TASK TO COMPLETE>
Write out the full listing again, exactly as it stands.

[Dataset rows]
------------------------------------------------------------

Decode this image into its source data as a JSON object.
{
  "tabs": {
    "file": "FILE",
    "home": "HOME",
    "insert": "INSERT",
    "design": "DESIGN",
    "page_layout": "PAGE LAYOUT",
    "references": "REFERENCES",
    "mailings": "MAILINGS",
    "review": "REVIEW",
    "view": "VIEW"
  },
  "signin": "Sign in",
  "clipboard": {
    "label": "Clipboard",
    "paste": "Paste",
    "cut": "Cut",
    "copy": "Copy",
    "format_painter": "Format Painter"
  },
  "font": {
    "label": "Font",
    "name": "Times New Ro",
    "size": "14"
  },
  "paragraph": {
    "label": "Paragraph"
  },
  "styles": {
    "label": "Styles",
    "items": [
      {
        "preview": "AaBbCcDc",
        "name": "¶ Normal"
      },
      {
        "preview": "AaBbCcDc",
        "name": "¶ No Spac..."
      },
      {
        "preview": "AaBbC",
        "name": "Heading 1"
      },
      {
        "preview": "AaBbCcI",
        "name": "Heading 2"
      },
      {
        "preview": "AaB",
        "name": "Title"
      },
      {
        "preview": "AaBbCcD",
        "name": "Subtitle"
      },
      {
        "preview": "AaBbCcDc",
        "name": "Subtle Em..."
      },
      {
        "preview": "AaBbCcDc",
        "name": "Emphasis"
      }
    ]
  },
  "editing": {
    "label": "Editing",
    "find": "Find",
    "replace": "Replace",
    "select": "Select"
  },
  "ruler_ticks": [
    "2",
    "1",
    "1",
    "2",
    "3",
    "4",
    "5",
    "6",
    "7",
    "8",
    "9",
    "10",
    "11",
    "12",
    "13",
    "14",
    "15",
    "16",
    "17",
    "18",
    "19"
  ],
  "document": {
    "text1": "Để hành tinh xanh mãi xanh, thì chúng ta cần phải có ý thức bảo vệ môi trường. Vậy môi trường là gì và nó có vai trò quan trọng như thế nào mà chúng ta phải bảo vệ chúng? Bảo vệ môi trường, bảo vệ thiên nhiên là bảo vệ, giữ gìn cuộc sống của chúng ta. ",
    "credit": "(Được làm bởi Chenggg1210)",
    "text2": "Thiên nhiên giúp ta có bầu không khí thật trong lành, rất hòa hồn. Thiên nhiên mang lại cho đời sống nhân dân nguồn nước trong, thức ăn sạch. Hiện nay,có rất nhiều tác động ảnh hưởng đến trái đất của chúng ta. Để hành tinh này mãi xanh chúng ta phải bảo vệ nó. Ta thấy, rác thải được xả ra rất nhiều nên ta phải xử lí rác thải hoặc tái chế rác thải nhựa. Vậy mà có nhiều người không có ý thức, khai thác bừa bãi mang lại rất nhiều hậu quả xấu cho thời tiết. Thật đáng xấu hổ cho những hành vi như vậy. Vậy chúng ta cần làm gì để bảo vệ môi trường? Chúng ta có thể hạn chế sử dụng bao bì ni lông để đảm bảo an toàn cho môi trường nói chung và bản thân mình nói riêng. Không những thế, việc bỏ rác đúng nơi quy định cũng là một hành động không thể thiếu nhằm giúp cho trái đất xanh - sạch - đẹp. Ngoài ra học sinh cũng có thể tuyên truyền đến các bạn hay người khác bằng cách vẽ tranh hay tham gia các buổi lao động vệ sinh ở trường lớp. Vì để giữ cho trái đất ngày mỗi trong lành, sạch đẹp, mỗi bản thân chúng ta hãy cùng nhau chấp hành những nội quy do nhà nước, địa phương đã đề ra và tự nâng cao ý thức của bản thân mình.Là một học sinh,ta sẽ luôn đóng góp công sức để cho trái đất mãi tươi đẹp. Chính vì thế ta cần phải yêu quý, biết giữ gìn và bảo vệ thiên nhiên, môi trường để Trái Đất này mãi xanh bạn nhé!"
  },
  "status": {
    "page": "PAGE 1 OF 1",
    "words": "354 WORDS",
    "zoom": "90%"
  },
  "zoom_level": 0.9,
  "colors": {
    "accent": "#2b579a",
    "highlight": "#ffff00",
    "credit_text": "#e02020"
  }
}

------------------------------------------------------------

EXERCISE RESULT>
Decode this image into its source data as a JSON object.
{
  "tabs": {
    "file": "FILE",
    "home": "HOME",
    "insert": "INSERT",
    "design": "DESIGN",
    "page_layout": "PAGE LAYOUT",
    "references": "REFERENCES",
    "mailings": "MAILINGS",
    "review": "REVIEW",
    "view": "VIEW"
  },
  "signin": "Sign in",
  "clipboard": {
    "label": "Clipboard",
    "paste": "Paste",
    "cut": "Cut",
    "copy": "Copy",
    "format_painter": "Format Painter"
  },
  "font": {
    "label": "Font",
    "name": "Times New Ro",
    "size": "14"
  },
  "paragraph": {
    "label": "Paragraph"
  },
  "styles": {
    "label": "Styles",
    "items": [
      {
        "preview": "AaBbCcDc",
        "name": "¶ Normal"
      },
      {
        "preview": "AaBbCcDc",
        "name": "¶ No Spac..."
      },
      {
        "preview": "AaBbC",
        "name": "Heading 1"
      },
      {
        "preview": "AaBbCcI",
        "name": "Heading 2"
      },
      {
        "preview": "AaB",
        "name": "Title"
      },
      {
        "preview": "AaBbCcD",
        "name": "Subtitle"
      },
      {
        "preview": "AaBbCcDc",
        "name": "Subtle Em..."
      },
      {
        "preview": "AaBbCcDc",
        "name": "Emphasis"
      }
    ]
  },
  "editing": {
    "label": "Editing",
    "find": "Find",
    "replace": "Replace",
    "select": "Select"
  },
  "ruler_ticks": [
    "2",
    "1",
    "1",
    "2",
    "3",
    "4",
    "5",
    "6",
    "7",
    "8",
    "9",
    "10",
    "11",
    "12",
    "13",
    "14",
    "15",
    "16",
    "17",
    "18",
    "19"
  ],
  "document": {
    "text1": "Để hành tinh xanh mãi xanh, thì chúng ta cần phải có ý thức bảo vệ môi trường. Vậy môi trường là gì và nó có vai trò quan trọng như thế nào mà chúng ta phải bảo vệ chúng? Bảo vệ môi trường, bảo vệ thiên nhiên là bảo vệ, giữ gìn cuộc sống của chúng ta. ",
    "credit": "(Được làm bởi Chenggg1210)",
    "text2": "Thiên nhiên giúp ta có bầu không khí thật trong lành, rất hòa hồn. Thiên nhiên mang lại cho đời sống nhân dân nguồn nước trong, thức ăn sạch. Hiện nay,có rất nhiều tác động ảnh hưởng đến trái đất của chúng ta. Để hành tinh này mãi xanh chúng ta phải bảo vệ nó. Ta thấy, rác thải được xả ra rất nhiều nên ta phải xử lí rác thải hoặc tái chế rác thải nhựa. Vậy mà có nhiều người không có ý thức, khai thác bừa bãi mang lại rất nhiều hậu quả xấu cho thời tiết. Thật đáng xấu hổ cho những hành vi như vậy. Vậy chúng ta cần làm gì để bảo vệ môi trường? Chúng ta có thể hạn chế sử dụng bao bì ni lông để đảm bảo an toàn cho môi trường nói chung và bản thân mình nói riêng. Không những thế, việc bỏ rác đúng nơi quy định cũng là một hành động không thể thiếu nhằm giúp cho trái đất xanh - sạch - đẹp. Ngoài ra học sinh cũng có thể tuyên truyền đến các bạn hay người khác bằng cách vẽ tranh hay tham gia các buổi lao động vệ sinh ở trường lớp. Vì để giữ cho trái đất ngày mỗi trong lành, sạch đẹp, mỗi bản thân chúng ta hãy cùng nhau chấp hành những nội quy do nhà nước, địa phương đã đề ra và tự nâng cao ý thức của bản thân mình.Là một học sinh,ta sẽ luôn đóng góp công sức để cho trái đất mãi tươi đẹp. Chính vì thế ta cần phải yêu quý, biết giữ gìn và bảo vệ thiên nhiên, môi trường để Trái Đất này mãi xanh bạn nhé!"
  },
  "status": {
    "page": "PAGE 1 OF 1",
    "words": "354 WORDS",
    "zoom": "90%"
  },
  "zoom_level": 0.9,
  "colors": {
    "accent": "#2b579a",
    "highlight": "#ffff00",
    "credit_text": "#e02020"
  }
}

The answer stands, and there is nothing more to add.